# Exercise details
Extract the full listing verbatim and drop any pictures from your copy.

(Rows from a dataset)
#####

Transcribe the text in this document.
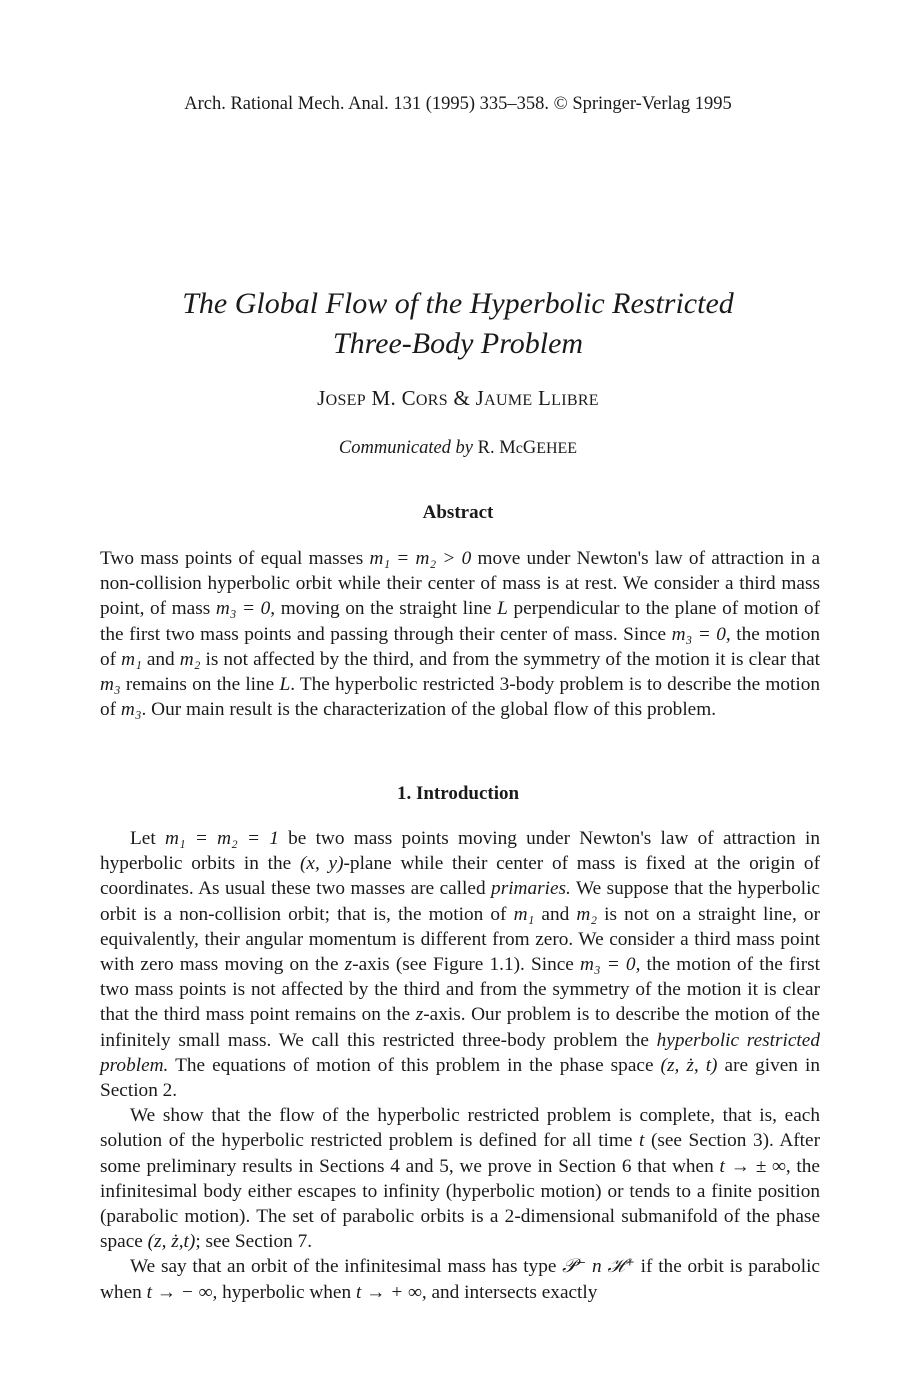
Arch. Rational Mech. Anal. 131 (1995) 335–358. © Springer-Verlag 1995
The Global Flow of the Hyperbolic Restricted
Three-Body Problem
JOSEP M. CORS & JAUME LLIBRE
Communicated by R. McGEHEE
Abstract

Two mass points of equal masses m₁ = m₂ > 0 move under Newton's law of attraction in a non-collision hyperbolic orbit while their center of mass is at rest. We consider a third mass point, of mass m₃ = 0, moving on the straight line L perpendicular to the plane of motion of the first two mass points and passing through their center of mass. Since m₃ = 0, the motion of m₁ and m₂ is not affected by the third, and from the symmetry of the motion it is clear that m₃ remains on the line L. The hyperbolic restricted 3-body problem is to describe the motion of m₃. Our main result is the characterization of the global flow of this problem.

1. Introduction

Let m₁ = m₂ = 1 be two mass points moving under Newton's law of attraction in hyperbolic orbits in the (x, y)-plane while their center of mass is fixed at the origin of coordinates. As usual these two masses are called primaries. We suppose that the hyperbolic orbit is a non-collision orbit; that is, the motion of m₁ and m₂ is not on a straight line, or equivalently, their angular momentum is different from zero. We consider a third mass point with zero mass moving on the z-axis (see Figure 1.1). Since m₃ = 0, the motion of the first two mass points is not affected by the third and from the symmetry of the motion it is clear that the third mass point remains on the z-axis. Our problem is to describe the motion of the infinitely small mass. We call this restricted three-body problem the hyperbolic restricted problem. The equations of motion of this problem in the phase space (z, ż, t) are given in Section 2.

We show that the flow of the hyperbolic restricted problem is complete, that is, each solution of the hyperbolic restricted problem is defined for all time t (see Section 3). After some preliminary results in Sections 4 and 5, we prove in Section 6 that when t → ± ∞, the infinitesimal body either escapes to infinity (hyperbolic motion) or tends to a finite position (parabolic motion). The set of parabolic orbits is a 2-dimensional submanifold of the phase space (z, ż,t); see Section 7.

We say that an orbit of the infinitesimal mass has type 𝒫⁻ n ℋ⁺ if the orbit is parabolic when t → − ∞, hyperbolic when t → + ∞, and intersects exactly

#####

# Result
Transcribe the text in this document.
Arch. Rational Mech. Anal. 131 (1995) 335–358. © Springer-Verlag 1995
The Global Flow of the Hyperbolic Restricted
Three-Body Problem
JOSEP M. CORS & JAUME LLIBRE
Communicated by R. McGEHEE
Abstract

Two mass points of equal masses m₁ = m₂ > 0 move under Newton's law of attraction in a non-collision hyperbolic orbit while their center of mass is at rest. We consider a third mass point, of mass m₃ = 0, moving on the straight line L perpendicular to the plane of motion of the first two mass points and passing through their center of mass. Since m₃ = 0, the motion of m₁ and m₂ is not affected by the third, and from the symmetry of the motion it is clear that m₃ remains on the line L. The hyperbolic restricted 3-body problem is to describe the motion of m₃. Our main result is the characterization of the global flow of this problem.

1. Introduction

Let m₁ = m₂ = 1 be two mass points moving under Newton's law of attraction in hyperbolic orbits in the (x, y)-plane while their center of mass is fixed at the origin of coordinates. As usual these two masses are called primaries. We suppose that the hyperbolic orbit is a non-collision orbit; that is, the motion of m₁ and m₂ is not on a straight line, or equivalently, their angular momentum is different from zero. We consider a third mass point with zero mass moving on the z-axis (see Figure 1.1). Since m₃ = 0, the motion of the first two mass points is not affected by the third and from the symmetry of the motion it is clear that the third mass point remains on the z-axis. Our problem is to describe the motion of the infinitely small mass. We call this restricted three-body problem the hyperbolic restricted problem. The equations of motion of this problem in the phase space (z, ż, t) are given in Section 2.

We show that the flow of the hyperbolic restricted problem is complete, that is, each solution of the hyperbolic restricted problem is defined for all time t (see Section 3). After some preliminary results in Sections 4 and 5, we prove in Section 6 that when t → ± ∞, the infinitesimal body either escapes to infinity (hyperbolic motion) or tends to a finite position (parabolic motion). The set of parabolic orbits is a 2-dimensional submanifold of the phase space (z, ż,t); see Section 7.

We say that an orbit of the infinitesimal mass has type 𝒫⁻ n ℋ⁺ if the orbit is parabolic when t → − ∞, hyperbolic when t → + ∞, and intersects exactly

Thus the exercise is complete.